(Information given)
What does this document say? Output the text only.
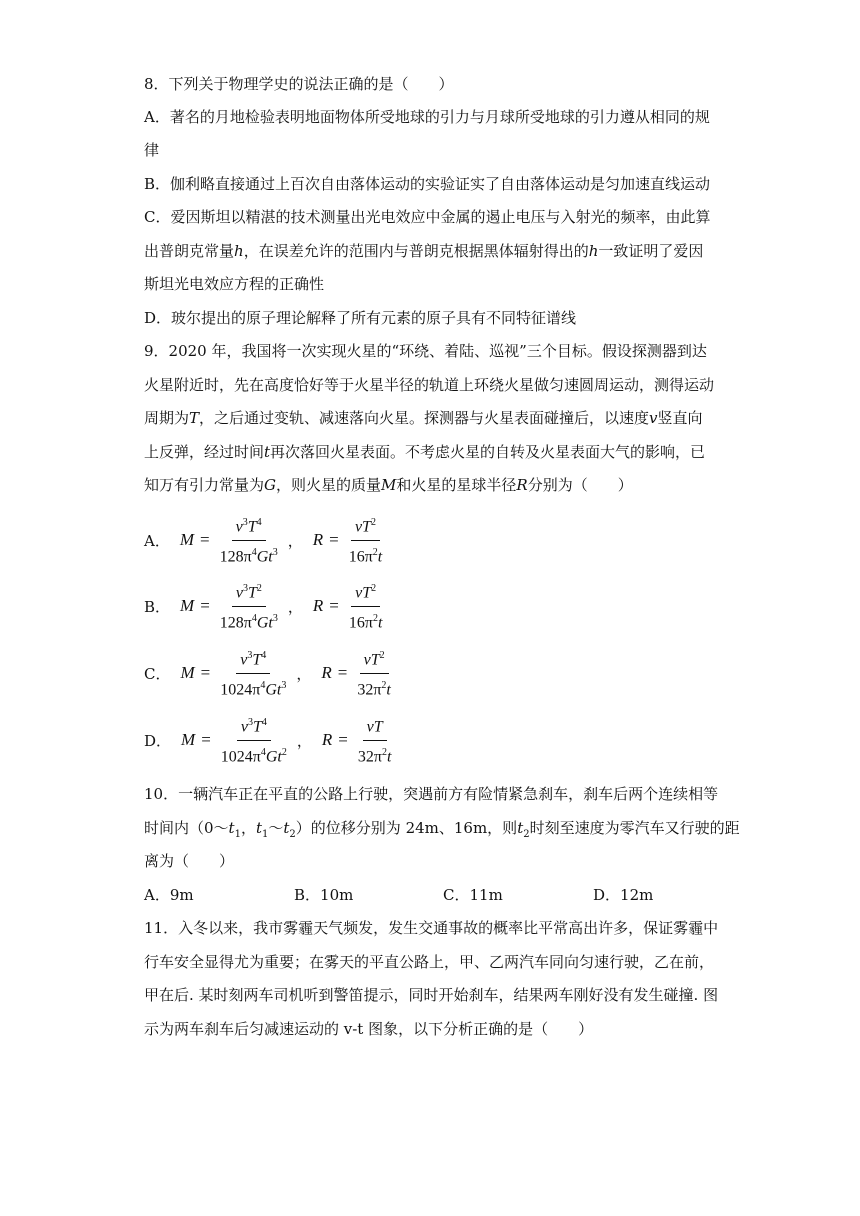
8．下列关于物理学史的说法正确的是（　　）
A．著名的月地检验表明地面物体所受地球的引力与月球所受地球的引力遵从相同的规
律
B．伽利略直接通过上百次自由落体运动的实验证实了自由落体运动是匀加速直线运动
C．爱因斯坦以精湛的技术测量出光电效应中金属的遏止电压与入射光的频率，由此算
出普朗克常量h，在误差允许的范围内与普朗克根据黑体辐射得出的h一致证明了爱因
斯坦光电效应方程的正确性
D．玻尔提出的原子理论解释了所有元素的原子具有不同特征谱线
9．2020 年，我国将一次实现火星的“环绕、着陆、巡视”三个目标。假设探测器到达
火星附近时，先在高度恰好等于火星半径的轨道上环绕火星做匀速圆周运动，测得运动
周期为T，之后通过变轨、减速落向火星。探测器与火星表面碰撞后，以速度v竖直向
上反弹，经过时间t再次落回火星表面。不考虑火星的自转及火星表面大气的影响，已
知万有引力常量为G，则火星的质量M和火星的星球半径R分别为（　　）
A． $M = \frac{v^3T^4}{128\pi^4Gt^3}$ ， $R = \frac{vT^2}{16\pi^2t}$
B． $M = \frac{v^3T^2}{128\pi^4Gt^3}$ ， $R = \frac{vT^2}{16\pi^2t}$
C． $M = \frac{v^3T^4}{1024\pi^4Gt^3}$ ， $R = \frac{vT^2}{32\pi^2t}$
D． $M = \frac{v^3T^4}{1024\pi^4Gt^2}$ ， $R = \frac{vT}{32\pi^2t}$
10．一辆汽车正在平直的公路上行驶，突遇前方有险情紧急刹车，刹车后两个连续相等
时间内（$0\sim t_1$，$t_1\sim t_2$）的位移分别为 24m、16m，则$t_2$时刻至速度为零汽车又行驶的距
离为（　　）
A．9m	B．10m	C．11m	D．12m
11．入冬以来，我市雾霾天气频发，发生交通事故的概率比平常高出许多，保证雾霾中
行车安全显得尤为重要；在雾天的平直公路上，甲、乙两汽车同向匀速行驶，乙在前，
甲在后. 某时刻两车司机听到警笛提示，同时开始刹车，结果两车刚好没有发生碰撞. 图
示为两车刹车后匀减速运动的 v-t 图象，以下分析正确的是（　　）
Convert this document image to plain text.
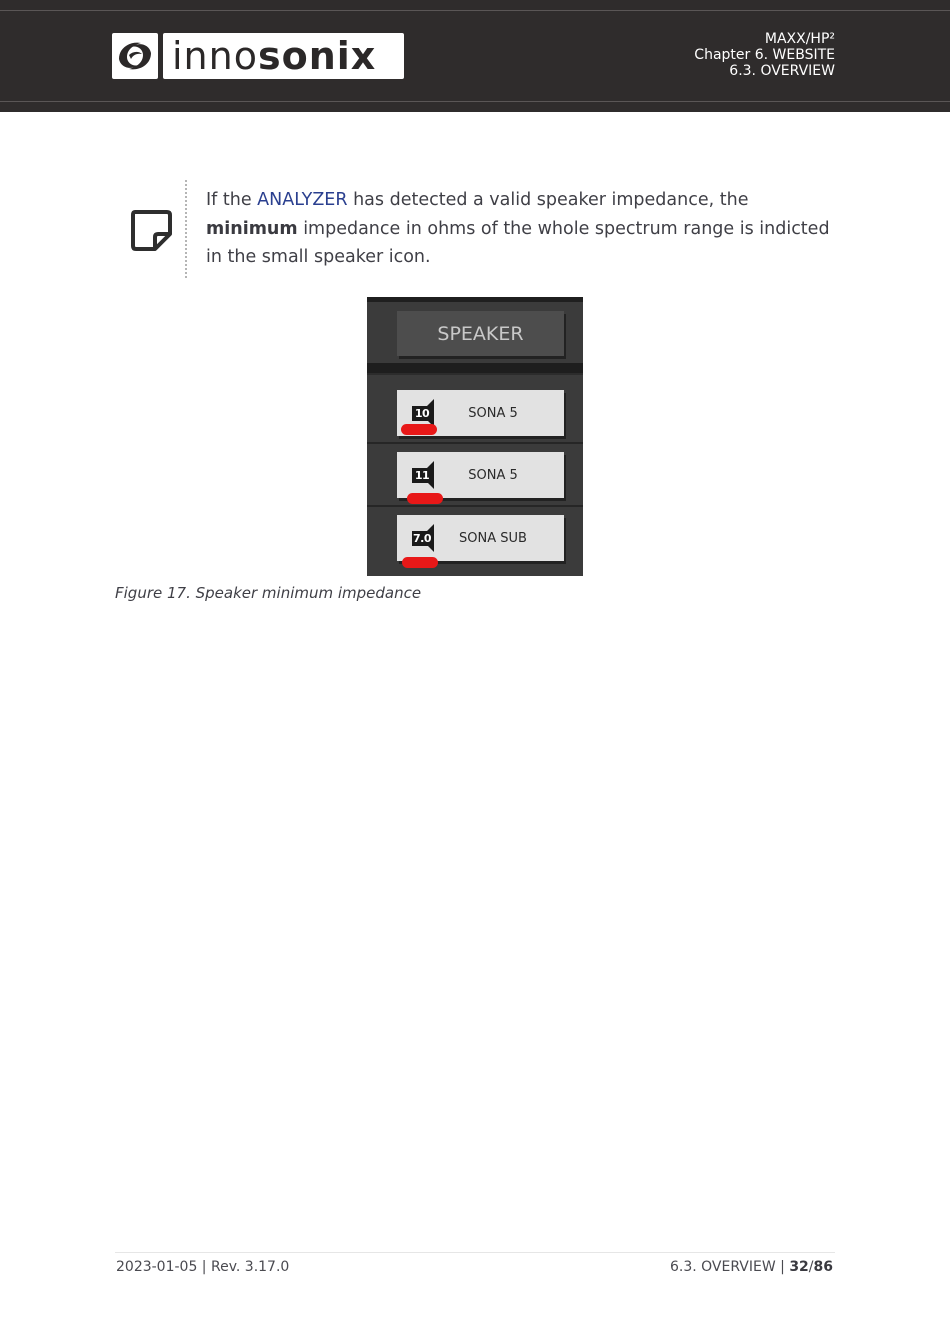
inno sonix	MAXX/HP²
Chapter 6. WEBSITE
6.3. OVERVIEW
If the ANALYZER has detected a valid speaker impedance, the minimum impedance in ohms of the whole spectrum range is indicted in the small speaker icon.
SPEAKER
10	SONA 5
11	SONA 5
7.0	SONA SUB
Figure 17. Speaker minimum impedance
2023-01-05 | Rev. 3.17.0	6.3. OVERVIEW | 32/86
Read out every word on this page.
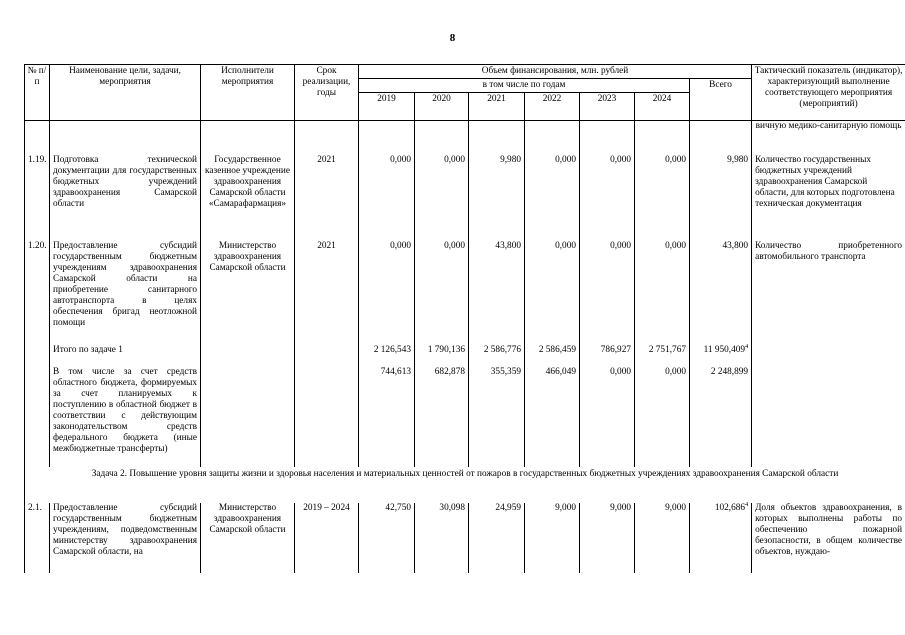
8
№ п/п	Наименование цели, задачи, мероприятия	Исполнители мероприятия	Срок реализации, годы	Объем финансирования, млн. рублей							Тактический показатель (индикатор), характеризующий выполнение соответствующего мероприятия (мероприятий)
				в том числе по годам						Всего	
				2019	2020	2021	2022	2023	2024		
											вичную медико-санитарную помощь
1.19.	Подготовка технической документации для государственных бюджетных учреждений здравоохранения Самарской области	Государственное казенное учреждение здравоохранения Самарской области «Самарафармация»	2021	0,000	0,000	9,980	0,000	0,000	0,000	9,980	Количество государственных бюджетных учреждений здравоохранения Самарской области, для которых подготовлена техническая документация
1.20.	Предоставление субсидий государственным бюджетным учреждениям здравоохранения Самарской области на приобретение санитарного автотранспорта в целях обеспечения бригад неотложной помощи	Министерство здравоохранения Самарской области	2021	0,000	0,000	43,800	0,000	0,000	0,000	43,800	Количество приобретенного автомобильного транспорта
	Итого по задаче 1			2 126,543	1 790,136	2 586,776	2 586,459	786,927	2 751,767	11 950,409$^4$	
	В том числе за счет средств областного бюджета, формируемых за счет планируемых к поступлению в областной бюджет в соответствии с действующим законодательством средств федерального бюджета (иные межбюджетные трансферты)			744,613	682,878	355,359	466,049	0,000	0,000	2 248,899	
Задача 2. Повышение уровня защиты жизни и здоровья населения и материальных ценностей от пожаров в государственных бюджетных учреждениях здравоохранения Самарской области											
2.1.	Предоставление субсидий государственным бюджетным учреждениям, подведомственным министерству здравоохранения Самарской области, на	Министерство здравоохранения Самарской области	2019 – 2024	42,750	30,098	24,959	9,000	9,000	9,000	102,686$^4$	Доля объектов здравоохранения, в которых выполнены работы по обеспечению пожарной безопасности, в общем количестве объектов, нуждаю-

(Stated task) Quote the records above exactly, leaving out any pictures.

(Response)
What does this document say? Output the text only.
8．下列关于物理学史的说法正确的是（　　）
A．著名的月地检验表明地面物体所受地球的引力与月球所受地球的引力遵从相同的规
律
B．伽利略直接通过上百次自由落体运动的实验证实了自由落体运动是匀加速直线运动
C．爱因斯坦以精湛的技术测量出光电效应中金属的遏止电压与入射光的频率，由此算
出普朗克常量h，在误差允许的范围内与普朗克根据黑体辐射得出的h一致证明了爱因
斯坦光电效应方程的正确性
D．玻尔提出的原子理论解释了所有元素的原子具有不同特征谱线
9．2020 年，我国将一次实现火星的“环绕、着陆、巡视”三个目标。假设探测器到达
火星附近时，先在高度恰好等于火星半径的轨道上环绕火星做匀速圆周运动，测得运动
周期为T，之后通过变轨、减速落向火星。探测器与火星表面碰撞后，以速度v竖直向
上反弹，经过时间t再次落回火星表面。不考虑火星的自转及火星表面大气的影响，已
知万有引力常量为G，则火星的质量M和火星的星球半径R分别为（　　）
A． $M = \frac{v^3T^4}{128\pi^4Gt^3}$ ， $R = \frac{vT^2}{16\pi^2t}$
B． $M = \frac{v^3T^2}{128\pi^4Gt^3}$ ， $R = \frac{vT^2}{16\pi^2t}$
C． $M = \frac{v^3T^4}{1024\pi^4Gt^3}$ ， $R = \frac{vT^2}{32\pi^2t}$
D． $M = \frac{v^3T^4}{1024\pi^4Gt^2}$ ， $R = \frac{vT}{32\pi^2t}$
10．一辆汽车正在平直的公路上行驶，突遇前方有险情紧急刹车，刹车后两个连续相等
时间内（$0\sim t_1$，$t_1\sim t_2$）的位移分别为 24m、16m，则$t_2$时刻至速度为零汽车又行驶的距
离为（　　）
A．9m	B．10m	C．11m	D．12m
11．入冬以来，我市雾霾天气频发，发生交通事故的概率比平常高出许多，保证雾霾中
行车安全显得尤为重要；在雾天的平直公路上，甲、乙两汽车同向匀速行驶，乙在前，
甲在后. 某时刻两车司机听到警笛提示，同时开始刹车，结果两车刚好没有发生碰撞. 图
示为两车刹车后匀减速运动的 v-t 图象，以下分析正确的是（　　）
Convert this document image to plain text.
inno sonix	MAXX/HP²
Chapter 6. WEBSITE
6.3. OVERVIEW
If the ANALYZER has detected a valid speaker impedance, the minimum impedance in ohms of the whole spectrum range is indicted in the small speaker icon.
SPEAKER
10	SONA 5
11	SONA 5
7.0	SONA SUB
Figure 17. Speaker minimum impedance
2023-01-05 | Rev. 3.17.0	6.3. OVERVIEW | 32/86
Read out every word on this page.
8
№ п/п	Наименование цели, задачи, мероприятия	Исполнители мероприятия	Срок реализации, годы	Объем финансирования, млн. рублей							Тактический показатель (индикатор), характеризующий выполнение соответствующего мероприятия (мероприятий)
				в том числе по годам						Всего	
				2019	2020	2021	2022	2023	2024		
											вичную медико-санитарную помощь
1.19.	Подготовка технической документации для государственных бюджетных учреждений здравоохранения Самарской области	Государственное казенное учреждение здравоохранения Самарской области «Самарафармация»	2021	0,000	0,000	9,980	0,000	0,000	0,000	9,980	Количество государственных бюджетных учреждений здравоохранения Самарской области, для которых подготовлена техническая документация
1.20.	Предоставление субсидий государственным бюджетным учреждениям здравоохранения Самарской области на приобретение санитарного автотранспорта в целях обеспечения бригад неотложной помощи	Министерство здравоохранения Самарской области	2021	0,000	0,000	43,800	0,000	0,000	0,000	43,800	Количество приобретенного автомобильного транспорта
	Итого по задаче 1			2 126,543	1 790,136	2 586,776	2 586,459	786,927	2 751,767	11 950,409$^4$	
	В том числе за счет средств областного бюджета, формируемых за счет планируемых к поступлению в областной бюджет в соответствии с действующим законодательством средств федерального бюджета (иные межбюджетные трансферты)			744,613	682,878	355,359	466,049	0,000	0,000	2 248,899	
Задача 2. Повышение уровня защиты жизни и здоровья населения и материальных ценностей от пожаров в государственных бюджетных учреждениях здравоохранения Самарской области											
2.1.	Предоставление субсидий государственным бюджетным учреждениям, подведомственным министерству здравоохранения Самарской области, на	Министерство здравоохранения Самарской области	2019 – 2024	42,750	30,098	24,959	9,000	9,000	9,000	102,686$^4$	Доля объектов здравоохранения, в которых выполнены работы по обеспечению пожарной безопасности, в общем количестве объектов, нуждаю-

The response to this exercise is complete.